— START —

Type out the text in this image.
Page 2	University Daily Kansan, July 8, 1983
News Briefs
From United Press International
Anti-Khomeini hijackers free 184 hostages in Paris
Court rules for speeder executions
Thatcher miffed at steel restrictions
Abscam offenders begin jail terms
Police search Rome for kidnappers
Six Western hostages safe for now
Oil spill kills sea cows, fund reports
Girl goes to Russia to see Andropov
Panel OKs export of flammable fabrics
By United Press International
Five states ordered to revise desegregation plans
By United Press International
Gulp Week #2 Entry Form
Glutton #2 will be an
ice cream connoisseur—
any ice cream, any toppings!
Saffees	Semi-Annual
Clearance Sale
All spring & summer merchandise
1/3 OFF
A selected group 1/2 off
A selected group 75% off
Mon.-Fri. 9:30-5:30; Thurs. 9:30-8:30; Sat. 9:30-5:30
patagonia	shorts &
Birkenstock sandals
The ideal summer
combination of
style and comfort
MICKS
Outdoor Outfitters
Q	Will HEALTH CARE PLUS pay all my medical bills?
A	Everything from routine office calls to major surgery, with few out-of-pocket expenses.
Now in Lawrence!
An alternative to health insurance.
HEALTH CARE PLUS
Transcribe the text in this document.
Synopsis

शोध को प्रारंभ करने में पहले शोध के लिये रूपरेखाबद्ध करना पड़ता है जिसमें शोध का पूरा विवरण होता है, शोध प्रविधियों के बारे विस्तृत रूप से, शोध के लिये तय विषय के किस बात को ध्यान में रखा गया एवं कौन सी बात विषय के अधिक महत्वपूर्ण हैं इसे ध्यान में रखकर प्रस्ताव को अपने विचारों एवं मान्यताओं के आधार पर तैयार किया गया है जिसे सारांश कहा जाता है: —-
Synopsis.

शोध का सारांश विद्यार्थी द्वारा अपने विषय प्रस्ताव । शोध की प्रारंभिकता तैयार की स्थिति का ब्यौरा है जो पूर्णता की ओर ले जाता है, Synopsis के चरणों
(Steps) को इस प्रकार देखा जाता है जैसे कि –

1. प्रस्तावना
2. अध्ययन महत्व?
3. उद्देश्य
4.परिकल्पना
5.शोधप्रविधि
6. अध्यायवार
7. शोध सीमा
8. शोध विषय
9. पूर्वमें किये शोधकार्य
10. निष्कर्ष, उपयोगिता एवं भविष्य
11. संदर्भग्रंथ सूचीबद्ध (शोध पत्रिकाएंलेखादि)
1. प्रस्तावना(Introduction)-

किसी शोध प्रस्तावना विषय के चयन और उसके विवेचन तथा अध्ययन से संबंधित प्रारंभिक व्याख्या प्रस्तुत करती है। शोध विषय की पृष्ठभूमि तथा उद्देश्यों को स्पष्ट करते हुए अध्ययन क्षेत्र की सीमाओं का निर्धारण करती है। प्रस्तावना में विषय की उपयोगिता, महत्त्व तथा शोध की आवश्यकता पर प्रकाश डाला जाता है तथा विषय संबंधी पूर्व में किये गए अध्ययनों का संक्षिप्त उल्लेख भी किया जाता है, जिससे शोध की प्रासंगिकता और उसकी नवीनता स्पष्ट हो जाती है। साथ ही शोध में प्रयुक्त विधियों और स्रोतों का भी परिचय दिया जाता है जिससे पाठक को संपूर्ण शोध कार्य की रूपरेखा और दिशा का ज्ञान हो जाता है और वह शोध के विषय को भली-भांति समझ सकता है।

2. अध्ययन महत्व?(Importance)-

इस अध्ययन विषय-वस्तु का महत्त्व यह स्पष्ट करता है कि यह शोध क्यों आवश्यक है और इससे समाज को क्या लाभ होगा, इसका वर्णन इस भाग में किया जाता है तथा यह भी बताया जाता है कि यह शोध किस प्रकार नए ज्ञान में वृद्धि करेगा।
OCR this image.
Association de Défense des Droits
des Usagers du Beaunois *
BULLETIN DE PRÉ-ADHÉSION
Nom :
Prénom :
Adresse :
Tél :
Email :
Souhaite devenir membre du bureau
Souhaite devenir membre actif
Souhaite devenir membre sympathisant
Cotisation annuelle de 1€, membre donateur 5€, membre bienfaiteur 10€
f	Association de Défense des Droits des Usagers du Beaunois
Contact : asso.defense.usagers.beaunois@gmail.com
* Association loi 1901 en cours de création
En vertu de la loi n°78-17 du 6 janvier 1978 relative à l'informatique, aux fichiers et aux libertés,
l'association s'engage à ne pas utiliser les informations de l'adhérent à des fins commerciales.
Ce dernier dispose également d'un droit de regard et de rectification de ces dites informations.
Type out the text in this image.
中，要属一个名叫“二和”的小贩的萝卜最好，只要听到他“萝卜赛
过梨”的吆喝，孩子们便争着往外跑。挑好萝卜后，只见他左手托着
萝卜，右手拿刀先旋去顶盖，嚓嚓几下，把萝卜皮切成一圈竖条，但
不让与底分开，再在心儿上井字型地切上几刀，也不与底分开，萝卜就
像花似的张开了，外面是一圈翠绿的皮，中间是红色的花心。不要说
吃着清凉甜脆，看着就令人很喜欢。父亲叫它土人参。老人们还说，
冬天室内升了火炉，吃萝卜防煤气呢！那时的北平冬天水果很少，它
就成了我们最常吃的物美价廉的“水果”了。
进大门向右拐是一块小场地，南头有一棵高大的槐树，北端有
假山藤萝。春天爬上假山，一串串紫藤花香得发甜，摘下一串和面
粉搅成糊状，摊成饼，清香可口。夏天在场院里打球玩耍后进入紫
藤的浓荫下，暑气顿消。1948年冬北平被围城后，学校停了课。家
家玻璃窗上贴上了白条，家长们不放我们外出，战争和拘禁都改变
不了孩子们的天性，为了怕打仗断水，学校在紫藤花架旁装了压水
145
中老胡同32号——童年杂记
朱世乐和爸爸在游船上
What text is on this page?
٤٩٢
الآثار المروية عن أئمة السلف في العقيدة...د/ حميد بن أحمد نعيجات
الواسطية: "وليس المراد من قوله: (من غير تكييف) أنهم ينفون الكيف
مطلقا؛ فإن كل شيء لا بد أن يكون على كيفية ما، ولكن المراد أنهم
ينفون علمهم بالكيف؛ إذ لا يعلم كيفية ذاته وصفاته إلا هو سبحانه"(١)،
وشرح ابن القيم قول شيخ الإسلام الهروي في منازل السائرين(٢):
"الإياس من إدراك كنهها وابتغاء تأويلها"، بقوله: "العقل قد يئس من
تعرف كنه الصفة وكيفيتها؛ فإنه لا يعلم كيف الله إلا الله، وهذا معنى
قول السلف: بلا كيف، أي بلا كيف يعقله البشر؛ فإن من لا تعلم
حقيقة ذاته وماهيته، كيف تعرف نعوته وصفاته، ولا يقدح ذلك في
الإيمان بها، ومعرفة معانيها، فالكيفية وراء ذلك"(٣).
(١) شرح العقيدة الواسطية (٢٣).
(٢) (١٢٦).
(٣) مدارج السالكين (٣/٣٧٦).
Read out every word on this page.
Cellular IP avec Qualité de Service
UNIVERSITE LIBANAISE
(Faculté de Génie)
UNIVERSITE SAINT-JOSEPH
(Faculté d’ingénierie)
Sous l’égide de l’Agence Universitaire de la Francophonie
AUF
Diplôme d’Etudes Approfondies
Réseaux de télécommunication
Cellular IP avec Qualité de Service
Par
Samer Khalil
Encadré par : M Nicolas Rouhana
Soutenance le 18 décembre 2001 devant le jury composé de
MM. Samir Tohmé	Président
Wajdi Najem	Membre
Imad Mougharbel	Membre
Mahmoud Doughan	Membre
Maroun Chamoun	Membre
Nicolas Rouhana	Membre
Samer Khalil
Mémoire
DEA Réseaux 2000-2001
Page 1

— END —

→ SHORT PROBLEM
Select the lines in this material that hold the word "PLUS", leaving none out.

→ EXERCISE OUTPUT
Q	Will HEALTH CARE PLUS pay all my medical bills?
HEALTH CARE PLUS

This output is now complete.